### INFORMATION SHOWN
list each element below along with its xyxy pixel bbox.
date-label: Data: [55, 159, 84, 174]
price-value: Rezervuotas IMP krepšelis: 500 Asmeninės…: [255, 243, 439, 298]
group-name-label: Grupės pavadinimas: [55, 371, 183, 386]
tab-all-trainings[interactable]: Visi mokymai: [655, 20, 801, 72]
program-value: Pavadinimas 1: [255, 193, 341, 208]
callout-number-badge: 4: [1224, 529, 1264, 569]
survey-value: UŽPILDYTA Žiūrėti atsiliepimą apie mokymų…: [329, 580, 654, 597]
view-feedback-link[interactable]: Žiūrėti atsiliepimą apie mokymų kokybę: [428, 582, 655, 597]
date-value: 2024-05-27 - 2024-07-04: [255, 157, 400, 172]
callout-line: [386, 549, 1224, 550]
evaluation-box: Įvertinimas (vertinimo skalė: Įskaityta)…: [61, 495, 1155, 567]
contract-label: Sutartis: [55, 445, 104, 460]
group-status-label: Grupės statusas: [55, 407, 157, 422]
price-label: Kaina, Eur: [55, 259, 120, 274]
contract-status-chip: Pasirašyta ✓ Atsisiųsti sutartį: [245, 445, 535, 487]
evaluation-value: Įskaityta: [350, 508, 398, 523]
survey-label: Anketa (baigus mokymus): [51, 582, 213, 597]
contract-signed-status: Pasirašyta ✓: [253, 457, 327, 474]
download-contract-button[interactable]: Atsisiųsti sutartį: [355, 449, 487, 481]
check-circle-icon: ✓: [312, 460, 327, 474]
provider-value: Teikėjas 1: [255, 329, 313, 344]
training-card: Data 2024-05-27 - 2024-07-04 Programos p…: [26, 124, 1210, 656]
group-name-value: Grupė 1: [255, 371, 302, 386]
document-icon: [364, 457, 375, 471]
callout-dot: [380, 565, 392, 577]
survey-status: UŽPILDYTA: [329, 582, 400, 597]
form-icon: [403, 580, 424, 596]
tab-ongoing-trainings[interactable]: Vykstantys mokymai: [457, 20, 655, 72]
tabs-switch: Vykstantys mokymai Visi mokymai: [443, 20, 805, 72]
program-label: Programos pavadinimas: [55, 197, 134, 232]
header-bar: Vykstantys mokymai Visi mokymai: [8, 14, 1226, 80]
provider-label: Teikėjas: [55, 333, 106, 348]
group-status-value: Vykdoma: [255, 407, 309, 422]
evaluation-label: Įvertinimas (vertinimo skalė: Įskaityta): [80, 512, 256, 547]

### WHAT IS EXPECTED
Convert the listing above into a numbered list, leaving out any blank lines.

### EXERCISE SOLUTION
1. list each element below along with its xyxy pixel bbox.
2. date-label: Data: [55, 159, 84, 174]
3. price-value: Rezervuotas IMP krepšelis: 500 Asmeninės…: [255, 243, 439, 298]
4. group-name-label: Grupės pavadinimas: [55, 371, 183, 386]
5. tab-all-trainings[interactable]: Visi mokymai: [655, 20, 801, 72]
6. program-value: Pavadinimas 1: [255, 193, 341, 208]
7. callout-number-badge: 4: [1224, 529, 1264, 569]
8. survey-value: UŽPILDYTA Žiūrėti atsiliepimą apie mokymų…: [329, 580, 654, 597]
9. view-feedback-link[interactable]: Žiūrėti atsiliepimą apie mokymų kokybę: [428, 582, 655, 597]
10. date-value: 2024-05-27 - 2024-07-04: [255, 157, 400, 172]
11. callout-line: [386, 549, 1224, 550]
12. evaluation-box: Įvertinimas (vertinimo skalė: Įskaityta)…: [61, 495, 1155, 567]
13. contract-label: Sutartis: [55, 445, 104, 460]
14. group-status-label: Grupės statusas: [55, 407, 157, 422]
15. price-label: Kaina, Eur: [55, 259, 120, 274]
16. contract-status-chip: Pasirašyta ✓ Atsisiųsti sutartį: [245, 445, 535, 487]
17. evaluation-value: Įskaityta: [350, 508, 398, 523]
18. survey-label: Anketa (baigus mokymus): [51, 582, 213, 597]
19. contract-signed-status: Pasirašyta ✓: [253, 457, 327, 474]
20. download-contract-button[interactable]: Atsisiųsti sutartį: [355, 449, 487, 481]
21. check-circle-icon: ✓: [312, 460, 327, 474]
22. provider-value: Teikėjas 1: [255, 329, 313, 344]
23. training-card: Data 2024-05-27 - 2024-07-04 Programos p…: [26, 124, 1210, 656]
24. group-name-value: Grupė 1: [255, 371, 302, 386]
25. document-icon: [364, 457, 375, 471]
26. callout-dot: [380, 565, 392, 577]
27. survey-status: UŽPILDYTA: [329, 582, 400, 597]
28. form-icon: [403, 580, 424, 596]
29. tab-ongoing-trainings[interactable]: Vykstantys mokymai: [457, 20, 655, 72]
30. tabs-switch: Vykstantys mokymai Visi mokymai: [443, 20, 805, 72]
31. program-label: Programos pavadinimas: [55, 197, 134, 232]
32. header-bar: Vykstantys mokymai Visi mokymai: [8, 14, 1226, 80]
33. provider-label: Teikėjas: [55, 333, 106, 348]
34. group-status-value: Vykdoma: [255, 407, 309, 422]
35. evaluation-label: Įvertinimas (vertinimo skalė: Įskaityta): [80, 512, 256, 547]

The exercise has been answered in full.